The task =
Write out the entire listing below exactly as it appears, minus any pictures.

Data records:
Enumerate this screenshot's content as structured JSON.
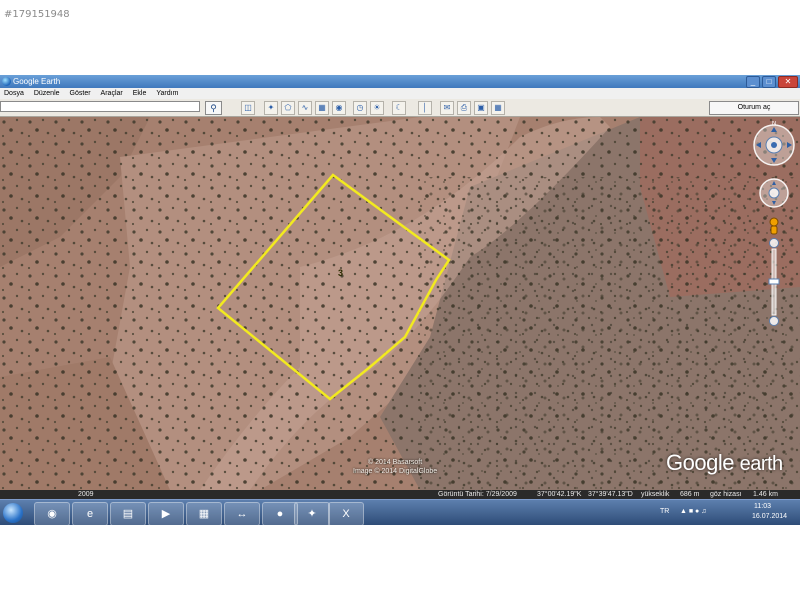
{
  "listing_id": "#179151948",
  "window": {
    "title": "Google Earth",
    "minimize": "_",
    "maximize": "□",
    "close": "✕"
  },
  "menu": [
    {
      "label": "Dosya"
    },
    {
      "label": "Düzenle"
    },
    {
      "label": "Göster"
    },
    {
      "label": "Araçlar"
    },
    {
      "label": "Ekle"
    },
    {
      "label": "Yardım"
    }
  ],
  "toolbar": {
    "search_value": "",
    "search_icon": "magnifier-icon",
    "sign_in_label": "Oturum aç",
    "tools": [
      "sidebar-icon",
      "placemark-icon",
      "polygon-icon",
      "path-icon",
      "overlay-icon",
      "tour-icon",
      "historical-imagery-icon",
      "sun-icon",
      "planets-icon",
      "ruler-icon",
      "email-icon",
      "print-icon",
      "save-image-icon",
      "maps-icon"
    ]
  },
  "map": {
    "parcel_label": "3",
    "copyright_line1": "© 2014 Basarsoft",
    "copyright_line2": "Image © 2014 DigitalGlobe",
    "logo_word1": "Google",
    "logo_word2": "earth",
    "year_badge": "2009",
    "parcel_color": "#f2ea1f"
  },
  "navigation": {
    "north_label": "N"
  },
  "status": {
    "imagery_date": "Görüntü Tarihi: 7/29/2009",
    "latitude": "37°00'42.19\"K",
    "longitude": "37°39'47.13\"D",
    "elevation_label": "yükseklik",
    "elevation_value": "686 m",
    "eye_alt_label": "göz hizası",
    "eye_alt_value": "1.46 km"
  },
  "taskbar": {
    "apps": [
      "chrome-icon",
      "ie-icon",
      "folder-icon",
      "media-player-icon",
      "calculator-icon",
      "teamviewer-icon",
      "google-earth-icon",
      "maps-app-icon",
      "excel-icon"
    ],
    "language": "TR",
    "time": "11:03",
    "date": "16.07.2014"
  }
}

Complete answer =
Enumerate this screenshot's content as structured JSON.
{
  "listing_id": "#179151948",
  "window": {
    "title": "Google Earth",
    "minimize": "_",
    "maximize": "□",
    "close": "✕"
  },
  "menu": [
    {
      "label": "Dosya"
    },
    {
      "label": "Düzenle"
    },
    {
      "label": "Göster"
    },
    {
      "label": "Araçlar"
    },
    {
      "label": "Ekle"
    },
    {
      "label": "Yardım"
    }
  ],
  "toolbar": {
    "search_value": "",
    "search_icon": "magnifier-icon",
    "sign_in_label": "Oturum aç",
    "tools": [
      "sidebar-icon",
      "placemark-icon",
      "polygon-icon",
      "path-icon",
      "overlay-icon",
      "tour-icon",
      "historical-imagery-icon",
      "sun-icon",
      "planets-icon",
      "ruler-icon",
      "email-icon",
      "print-icon",
      "save-image-icon",
      "maps-icon"
    ]
  },
  "map": {
    "parcel_label": "3",
    "copyright_line1": "© 2014 Basarsoft",
    "copyright_line2": "Image © 2014 DigitalGlobe",
    "logo_word1": "Google",
    "logo_word2": "earth",
    "year_badge": "2009",
    "parcel_color": "#f2ea1f"
  },
  "navigation": {
    "north_label": "N"
  },
  "status": {
    "imagery_date": "Görüntü Tarihi: 7/29/2009",
    "latitude": "37°00'42.19\"K",
    "longitude": "37°39'47.13\"D",
    "elevation_label": "yükseklik",
    "elevation_value": "686 m",
    "eye_alt_label": "göz hizası",
    "eye_alt_value": "1.46 km"
  },
  "taskbar": {
    "apps": [
      "chrome-icon",
      "ie-icon",
      "folder-icon",
      "media-player-icon",
      "calculator-icon",
      "teamviewer-icon",
      "google-earth-icon",
      "maps-app-icon",
      "excel-icon"
    ],
    "language": "TR",
    "time": "11:03",
    "date": "16.07.2014"
  }
}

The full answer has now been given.